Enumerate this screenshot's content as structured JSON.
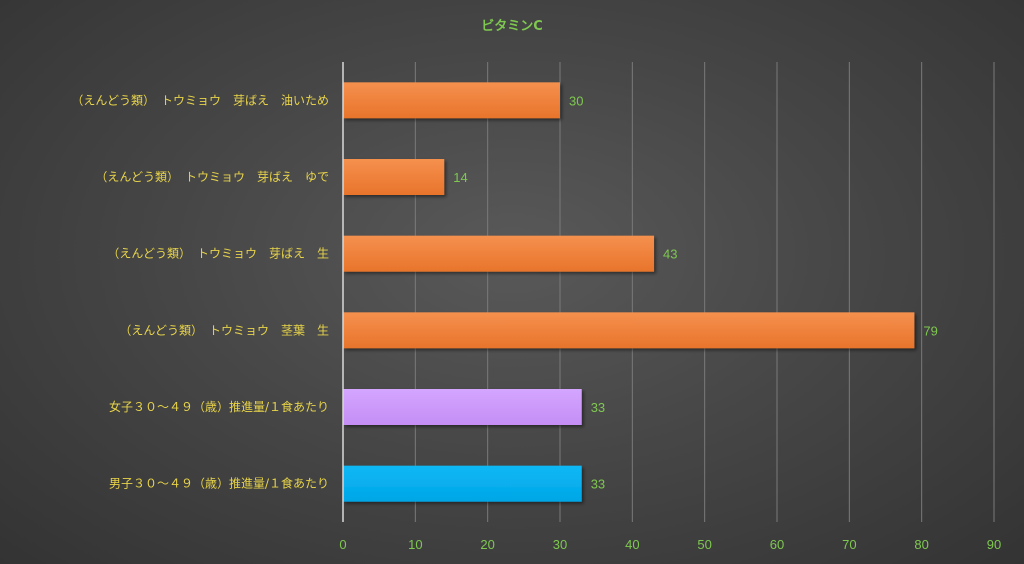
{
  "chart_data": {
    "type": "bar",
    "orientation": "horizontal",
    "title": "ビタミンC",
    "categories": [
      "（えんどう類）　トウミョウ　芽ばえ　油いため",
      "（えんどう類）　トウミョウ　芽ばえ　ゆで",
      "（えんどう類）　トウミョウ　芽ばえ　生",
      "（えんどう類）　トウミョウ　茎葉　生",
      "女子３０～４９（歳）推進量/１食あたり",
      "男子３０～４９（歳）推進量/１食あたり"
    ],
    "values": [
      30,
      14,
      43,
      79,
      33,
      33
    ],
    "bar_colors": [
      "#f07f37",
      "#f07f37",
      "#f07f37",
      "#f07f37",
      "#cc99ff",
      "#00b0f0"
    ],
    "xlim": [
      0,
      90
    ],
    "x_ticks": [
      "0",
      "10",
      "20",
      "30",
      "40",
      "50",
      "60",
      "70",
      "80",
      "90"
    ],
    "xlabel": "",
    "ylabel": "",
    "grid": "vertical",
    "legend": "none",
    "data_labels": true
  },
  "colors": {
    "title": "#7ec850",
    "category_text": "#e8d44a",
    "tick_text": "#7ec850",
    "data_label_text": "#7ec850",
    "gridline": "#7a7a7a",
    "axis_line": "#d9d9d9"
  }
}
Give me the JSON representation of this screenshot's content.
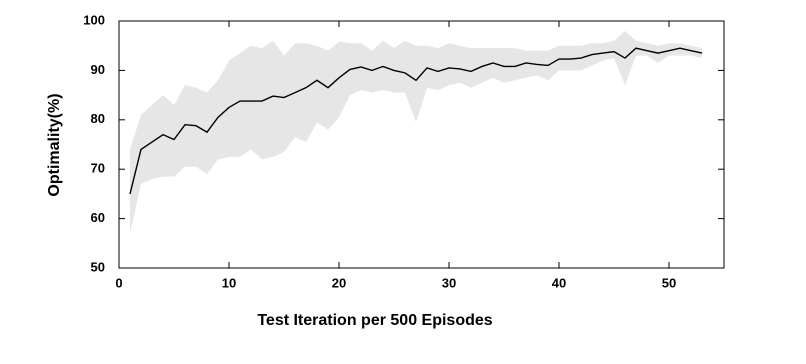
{
  "chart_data": {
    "type": "line",
    "xlabel": "Test Iteration per 500 Episodes",
    "ylabel": "Optimality(%)",
    "x": [
      1,
      2,
      3,
      4,
      5,
      6,
      7,
      8,
      9,
      10,
      11,
      12,
      13,
      14,
      15,
      16,
      17,
      18,
      19,
      20,
      21,
      22,
      23,
      24,
      25,
      26,
      27,
      28,
      29,
      30,
      31,
      32,
      33,
      34,
      35,
      36,
      37,
      38,
      39,
      40,
      41,
      42,
      43,
      44,
      45,
      46,
      47,
      48,
      49,
      50,
      51,
      52,
      53
    ],
    "values": [
      65,
      74,
      75.5,
      77,
      76,
      79,
      78.8,
      77.5,
      80.5,
      82.5,
      83.8,
      83.8,
      83.8,
      84.8,
      84.5,
      85.5,
      86.5,
      88,
      86.5,
      88.5,
      90.2,
      90.7,
      90,
      90.8,
      90,
      89.5,
      88,
      90.5,
      89.8,
      90.5,
      90.3,
      89.8,
      90.8,
      91.5,
      90.8,
      90.8,
      91.5,
      91.2,
      91,
      92.3,
      92.3,
      92.5,
      93.2,
      93.5,
      93.8,
      92.5,
      94.5,
      94,
      93.5,
      94,
      94.5,
      94,
      93.5
    ],
    "upper": [
      74,
      81,
      83,
      85,
      83,
      87,
      86.5,
      85.5,
      88,
      92,
      93.5,
      95,
      94.5,
      96,
      93,
      95.5,
      95.5,
      95,
      94,
      95.8,
      95.5,
      95.5,
      94,
      96,
      94.5,
      96,
      95,
      95,
      94.5,
      95.5,
      95,
      94.5,
      94.5,
      94.5,
      94.5,
      94.5,
      94,
      94,
      94,
      95,
      95,
      95,
      95.5,
      95.5,
      96,
      98,
      96,
      95.5,
      95,
      95.5,
      95.5,
      95,
      94.5
    ],
    "lower": [
      57,
      67,
      68,
      68.5,
      68.5,
      70.5,
      70.5,
      69,
      72,
      72.5,
      72.5,
      74,
      72,
      72.5,
      73.5,
      76.5,
      75.5,
      79.5,
      78,
      80.5,
      85,
      86,
      85.5,
      86,
      85.5,
      85.5,
      79.5,
      86.5,
      86,
      87,
      87.5,
      86.5,
      87.5,
      88.5,
      87.5,
      88,
      88.5,
      89,
      88,
      90,
      90,
      90,
      91,
      92,
      92.5,
      87,
      93,
      93,
      91.5,
      93,
      93,
      93,
      92.5
    ],
    "color": "#000000",
    "band_color": "#e6e6e6",
    "xlim": [
      0,
      55
    ],
    "xticks": [
      0,
      10,
      20,
      30,
      40,
      50
    ],
    "ylim": [
      50,
      100
    ],
    "yticks": [
      50,
      60,
      70,
      80,
      90,
      100
    ]
  }
}
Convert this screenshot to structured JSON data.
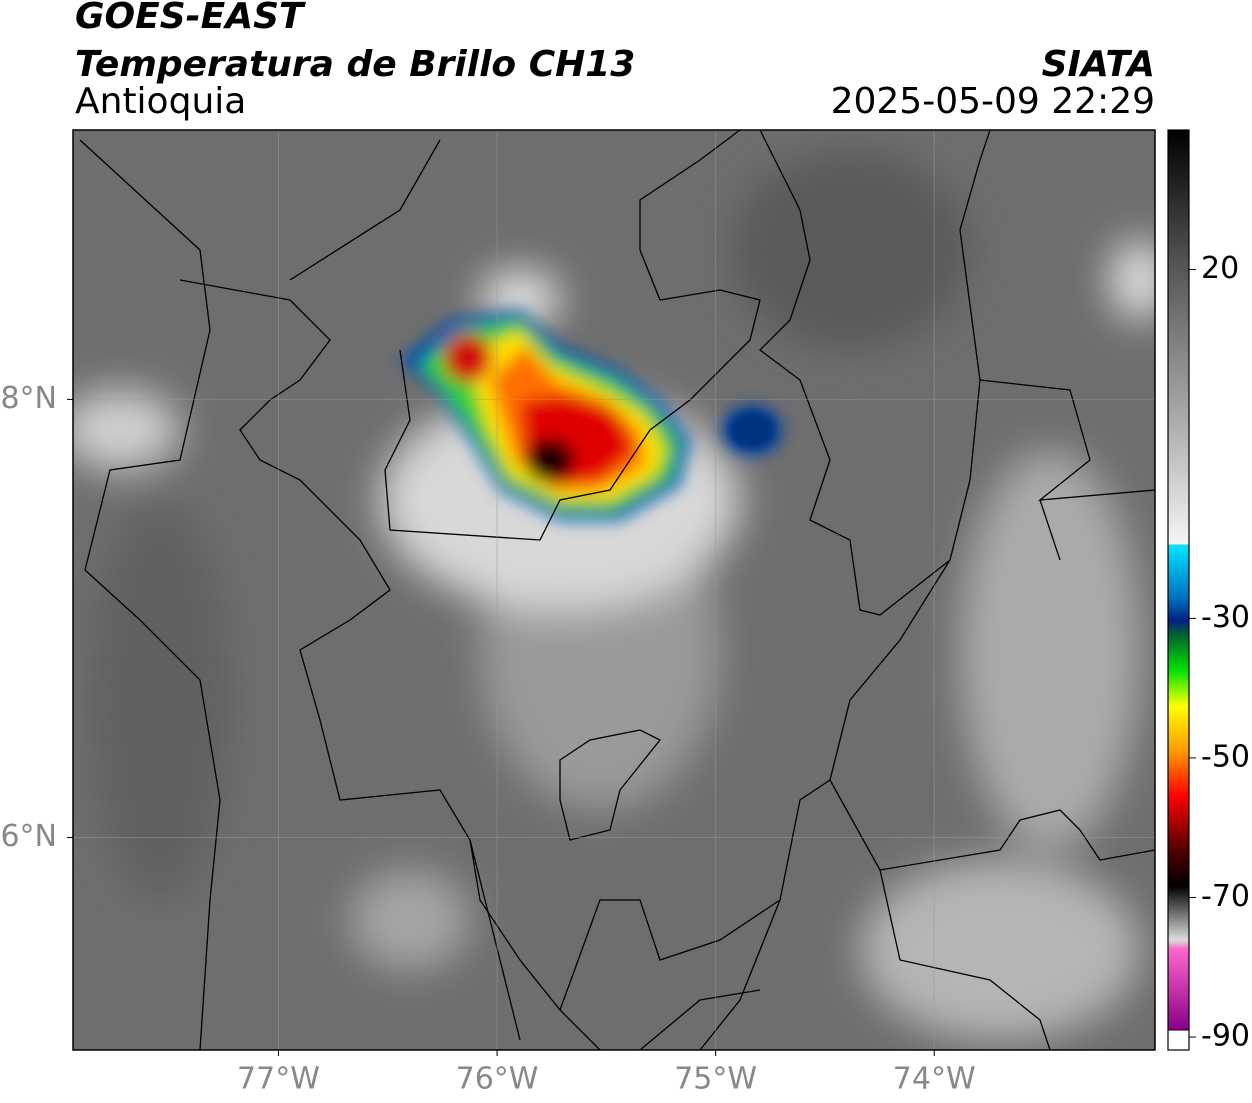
{
  "title": "GOES-EAST",
  "subtitle": "Temperatura de Brillo CH13",
  "region": "Antioquia",
  "source": "SIATA",
  "datetime": "2025-05-09 22:29",
  "map": {
    "xlim": [
      -77.94,
      -72.99
    ],
    "ylim": [
      5.03,
      9.23
    ],
    "xticks": [
      {
        "value": -77,
        "label": "77°W"
      },
      {
        "value": -76,
        "label": "76°W"
      },
      {
        "value": -75,
        "label": "75°W"
      },
      {
        "value": -74,
        "label": "74°W"
      }
    ],
    "yticks": [
      {
        "value": 8,
        "label": "8°N"
      },
      {
        "value": 6,
        "label": "6°N"
      }
    ],
    "grid": true
  },
  "colorbar": {
    "lim": [
      -90,
      40
    ],
    "ticks": [
      20,
      -30,
      -50,
      -70,
      -90
    ]
  }
}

## WHAT YOU NEED TO DO
Copy out the data above exactly, except the pictures.

## EXERCISE SOLUTION
Enumerate this screenshot's content as structured JSON.
{
  "chart_data": {
    "type": "bar",
    "orientation": "horizontal",
    "title": "ビタミンC",
    "categories": [
      "（えんどう類）　トウミョウ　芽ばえ　油いため",
      "（えんどう類）　トウミョウ　芽ばえ　ゆで",
      "（えんどう類）　トウミョウ　芽ばえ　生",
      "（えんどう類）　トウミョウ　茎葉　生",
      "女子３０～４９（歳）推進量/１食あたり",
      "男子３０～４９（歳）推進量/１食あたり"
    ],
    "values": [
      30,
      14,
      43,
      79,
      33,
      33
    ],
    "bar_colors": [
      "#f07f37",
      "#f07f37",
      "#f07f37",
      "#f07f37",
      "#cc99ff",
      "#00b0f0"
    ],
    "xlim": [
      0,
      90
    ],
    "x_ticks": [
      "0",
      "10",
      "20",
      "30",
      "40",
      "50",
      "60",
      "70",
      "80",
      "90"
    ],
    "xlabel": "",
    "ylabel": "",
    "grid": "vertical",
    "legend": "none",
    "data_labels": true
  },
  "colors": {
    "title": "#7ec850",
    "category_text": "#e8d44a",
    "tick_text": "#7ec850",
    "data_label_text": "#7ec850",
    "gridline": "#7a7a7a",
    "axis_line": "#d9d9d9"
  }
}
Give me the JSON representation of this screenshot's content.
{
  "chart_data": {
    "type": "line",
    "xlabel": "Test Iteration per 500 Episodes",
    "ylabel": "Optimality(%)",
    "x": [
      1,
      2,
      3,
      4,
      5,
      6,
      7,
      8,
      9,
      10,
      11,
      12,
      13,
      14,
      15,
      16,
      17,
      18,
      19,
      20,
      21,
      22,
      23,
      24,
      25,
      26,
      27,
      28,
      29,
      30,
      31,
      32,
      33,
      34,
      35,
      36,
      37,
      38,
      39,
      40,
      41,
      42,
      43,
      44,
      45,
      46,
      47,
      48,
      49,
      50,
      51,
      52,
      53
    ],
    "values": [
      65,
      74,
      75.5,
      77,
      76,
      79,
      78.8,
      77.5,
      80.5,
      82.5,
      83.8,
      83.8,
      83.8,
      84.8,
      84.5,
      85.5,
      86.5,
      88,
      86.5,
      88.5,
      90.2,
      90.7,
      90,
      90.8,
      90,
      89.5,
      88,
      90.5,
      89.8,
      90.5,
      90.3,
      89.8,
      90.8,
      91.5,
      90.8,
      90.8,
      91.5,
      91.2,
      91,
      92.3,
      92.3,
      92.5,
      93.2,
      93.5,
      93.8,
      92.5,
      94.5,
      94,
      93.5,
      94,
      94.5,
      94,
      93.5
    ],
    "upper": [
      74,
      81,
      83,
      85,
      83,
      87,
      86.5,
      85.5,
      88,
      92,
      93.5,
      95,
      94.5,
      96,
      93,
      95.5,
      95.5,
      95,
      94,
      95.8,
      95.5,
      95.5,
      94,
      96,
      94.5,
      96,
      95,
      95,
      94.5,
      95.5,
      95,
      94.5,
      94.5,
      94.5,
      94.5,
      94.5,
      94,
      94,
      94,
      95,
      95,
      95,
      95.5,
      95.5,
      96,
      98,
      96,
      95.5,
      95,
      95.5,
      95.5,
      95,
      94.5
    ],
    "lower": [
      57,
      67,
      68,
      68.5,
      68.5,
      70.5,
      70.5,
      69,
      72,
      72.5,
      72.5,
      74,
      72,
      72.5,
      73.5,
      76.5,
      75.5,
      79.5,
      78,
      80.5,
      85,
      86,
      85.5,
      86,
      85.5,
      85.5,
      79.5,
      86.5,
      86,
      87,
      87.5,
      86.5,
      87.5,
      88.5,
      87.5,
      88,
      88.5,
      89,
      88,
      90,
      90,
      90,
      91,
      92,
      92.5,
      87,
      93,
      93,
      91.5,
      93,
      93,
      93,
      92.5
    ],
    "color": "#000000",
    "band_color": "#e6e6e6",
    "xlim": [
      0,
      55
    ],
    "xticks": [
      0,
      10,
      20,
      30,
      40,
      50
    ],
    "ylim": [
      50,
      100
    ],
    "yticks": [
      50,
      60,
      70,
      80,
      90,
      100
    ]
  }
}
Convert this screenshot to structured JSON data.
{
  "title": "GOES-EAST",
  "subtitle": "Temperatura de Brillo CH13",
  "region": "Antioquia",
  "source": "SIATA",
  "datetime": "2025-05-09 22:29",
  "map": {
    "xlim": [
      -77.94,
      -72.99
    ],
    "ylim": [
      5.03,
      9.23
    ],
    "xticks": [
      {
        "value": -77,
        "label": "77°W"
      },
      {
        "value": -76,
        "label": "76°W"
      },
      {
        "value": -75,
        "label": "75°W"
      },
      {
        "value": -74,
        "label": "74°W"
      }
    ],
    "yticks": [
      {
        "value": 8,
        "label": "8°N"
      },
      {
        "value": 6,
        "label": "6°N"
      }
    ],
    "grid": true
  },
  "colorbar": {
    "lim": [
      -90,
      40
    ],
    "ticks": [
      20,
      -30,
      -50,
      -70,
      -90
    ]
  }
}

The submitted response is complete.